--- START RECORD SET ---

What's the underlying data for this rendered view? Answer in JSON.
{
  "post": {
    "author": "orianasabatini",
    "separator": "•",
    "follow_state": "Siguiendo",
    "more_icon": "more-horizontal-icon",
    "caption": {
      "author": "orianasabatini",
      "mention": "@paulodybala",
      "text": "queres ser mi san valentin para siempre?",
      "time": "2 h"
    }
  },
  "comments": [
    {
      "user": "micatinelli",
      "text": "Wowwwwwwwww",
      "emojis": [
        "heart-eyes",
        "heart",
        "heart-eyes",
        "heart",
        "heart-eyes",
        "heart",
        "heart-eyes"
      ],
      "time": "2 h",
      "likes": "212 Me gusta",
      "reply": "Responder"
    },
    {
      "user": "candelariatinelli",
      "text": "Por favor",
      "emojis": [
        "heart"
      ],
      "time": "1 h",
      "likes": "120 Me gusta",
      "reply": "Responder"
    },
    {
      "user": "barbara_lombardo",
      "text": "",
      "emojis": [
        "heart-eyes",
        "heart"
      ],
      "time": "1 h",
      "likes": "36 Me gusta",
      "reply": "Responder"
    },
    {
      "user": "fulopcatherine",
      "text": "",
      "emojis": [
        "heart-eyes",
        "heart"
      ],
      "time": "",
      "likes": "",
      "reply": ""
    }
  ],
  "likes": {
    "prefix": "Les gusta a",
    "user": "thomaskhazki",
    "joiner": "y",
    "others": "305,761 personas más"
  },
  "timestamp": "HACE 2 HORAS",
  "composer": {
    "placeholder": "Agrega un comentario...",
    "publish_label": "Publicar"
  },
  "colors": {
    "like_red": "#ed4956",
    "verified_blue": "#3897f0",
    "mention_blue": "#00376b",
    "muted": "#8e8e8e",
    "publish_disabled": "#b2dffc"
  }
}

--- END RECORD SET ---

● YOUR INSTRUCTIONS: Track down every line with the word "orianasabatini" and copy it.

● SOLUTION:
    "author": "orianasabatini",
      "author": "orianasabatini",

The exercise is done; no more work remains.